Stated exercise. Write out the records that appear below, verbatim and complete, but without pictures.

Records.
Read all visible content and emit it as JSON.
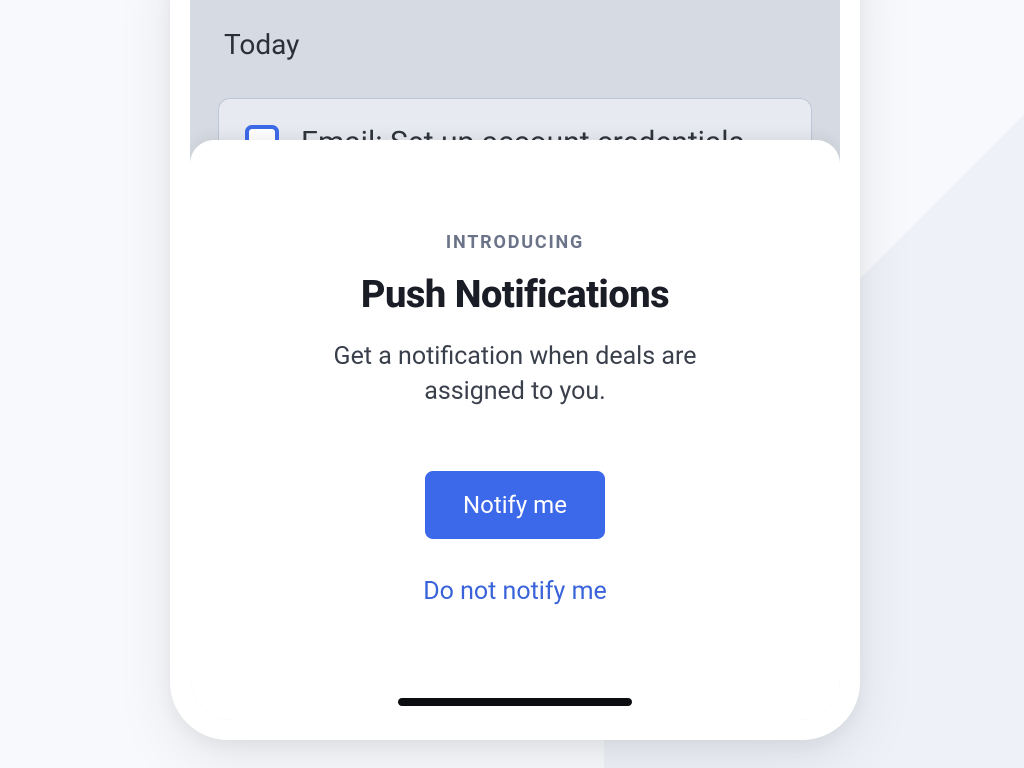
{
  "background": {
    "section_label": "Today",
    "task": {
      "label": "Email: Set up account credentials"
    }
  },
  "sheet": {
    "eyebrow": "INTRODUCING",
    "headline": "Push Notifications",
    "subcopy": "Get a notification when deals are assigned to you.",
    "primary_button": "Notify me",
    "secondary_button": "Do not notify me"
  },
  "colors": {
    "accent": "#3c68ea",
    "link": "#3963da",
    "text_primary": "#1a1d26",
    "text_secondary": "#6b7388"
  }
}
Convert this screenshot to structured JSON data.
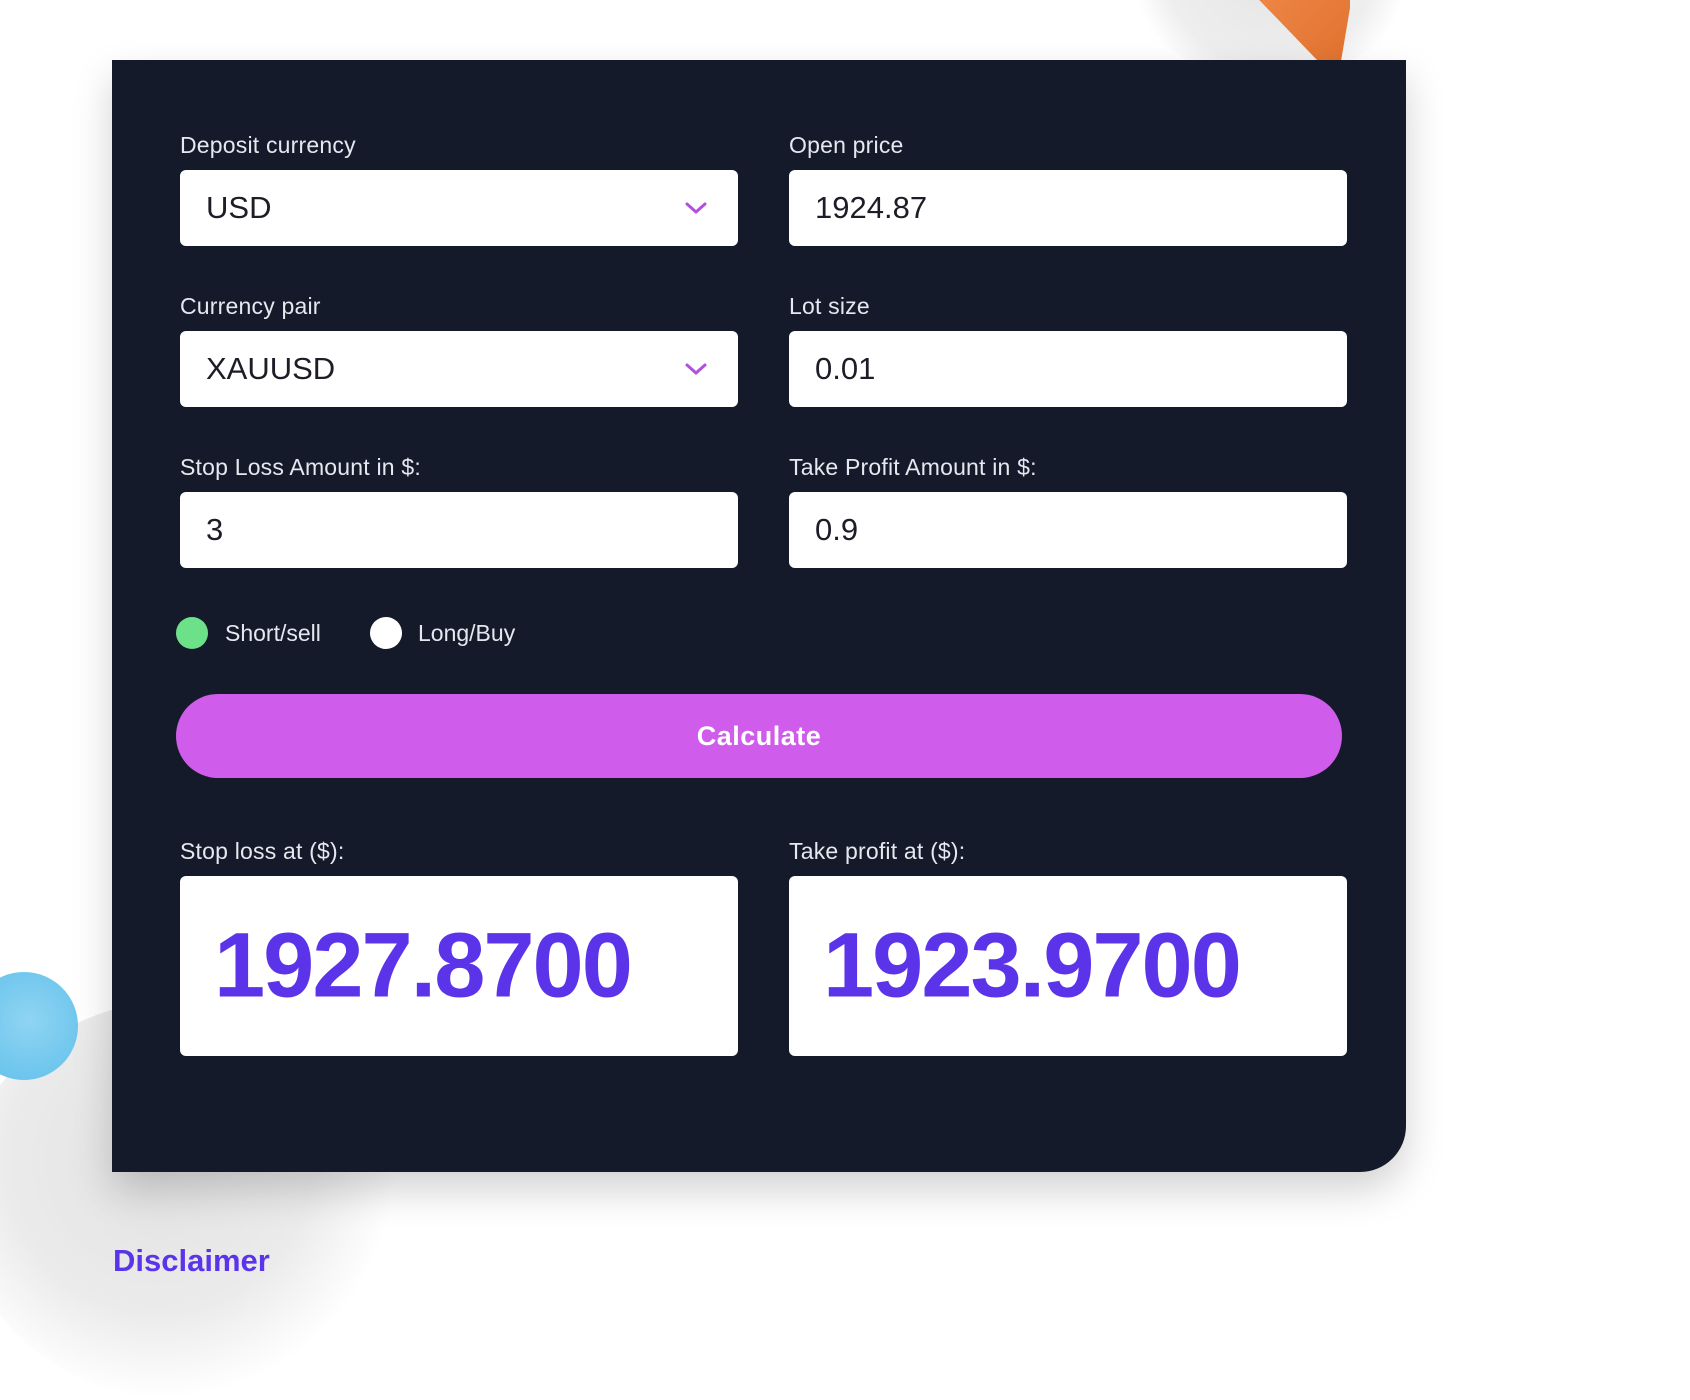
{
  "form": {
    "deposit_currency": {
      "label": "Deposit currency",
      "value": "USD"
    },
    "open_price": {
      "label": "Open price",
      "value": "1924.87"
    },
    "currency_pair": {
      "label": "Currency pair",
      "value": "XAUUSD"
    },
    "lot_size": {
      "label": "Lot size",
      "value": "0.01"
    },
    "stop_loss_amount": {
      "label": "Stop Loss Amount in $:",
      "value": "3"
    },
    "take_profit_amount": {
      "label": "Take Profit Amount in $:",
      "value": "0.9"
    },
    "direction": {
      "options": [
        {
          "label": "Short/sell",
          "selected": true
        },
        {
          "label": "Long/Buy",
          "selected": false
        }
      ]
    },
    "calculate_label": "Calculate"
  },
  "results": {
    "stop_loss": {
      "label": "Stop loss at ($):",
      "value": "1927.8700"
    },
    "take_profit": {
      "label": "Take profit at ($):",
      "value": "1923.9700"
    }
  },
  "footer": {
    "disclaimer_label": "Disclaimer"
  },
  "colors": {
    "card_bg": "#141a2a",
    "accent_button": "#cf5ceb",
    "result_text": "#5b34ea",
    "chevron": "#b24fe0",
    "radio_selected": "#6de08a",
    "radio_unselected": "#ffffff"
  },
  "icons": {
    "dropdown": "chevron-down-icon"
  }
}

Output for this task.
Read all visible content and emit it as JSON.
{
  "background": {
    "section_label": "Today",
    "task": {
      "label": "Email: Set up account credentials"
    }
  },
  "sheet": {
    "eyebrow": "INTRODUCING",
    "headline": "Push Notifications",
    "subcopy": "Get a notification when deals are assigned to you.",
    "primary_button": "Notify me",
    "secondary_button": "Do not notify me"
  },
  "colors": {
    "accent": "#3c68ea",
    "link": "#3963da",
    "text_primary": "#1a1d26",
    "text_secondary": "#6b7388"
  }
}
Convert this screenshot to structured JSON data.
{
  "form": {
    "deposit_currency": {
      "label": "Deposit currency",
      "value": "USD"
    },
    "open_price": {
      "label": "Open price",
      "value": "1924.87"
    },
    "currency_pair": {
      "label": "Currency pair",
      "value": "XAUUSD"
    },
    "lot_size": {
      "label": "Lot size",
      "value": "0.01"
    },
    "stop_loss_amount": {
      "label": "Stop Loss Amount in $:",
      "value": "3"
    },
    "take_profit_amount": {
      "label": "Take Profit Amount in $:",
      "value": "0.9"
    },
    "direction": {
      "options": [
        {
          "label": "Short/sell",
          "selected": true
        },
        {
          "label": "Long/Buy",
          "selected": false
        }
      ]
    },
    "calculate_label": "Calculate"
  },
  "results": {
    "stop_loss": {
      "label": "Stop loss at ($):",
      "value": "1927.8700"
    },
    "take_profit": {
      "label": "Take profit at ($):",
      "value": "1923.9700"
    }
  },
  "footer": {
    "disclaimer_label": "Disclaimer"
  },
  "colors": {
    "card_bg": "#141a2a",
    "accent_button": "#cf5ceb",
    "result_text": "#5b34ea",
    "chevron": "#b24fe0",
    "radio_selected": "#6de08a",
    "radio_unselected": "#ffffff"
  },
  "icons": {
    "dropdown": "chevron-down-icon"
  }
}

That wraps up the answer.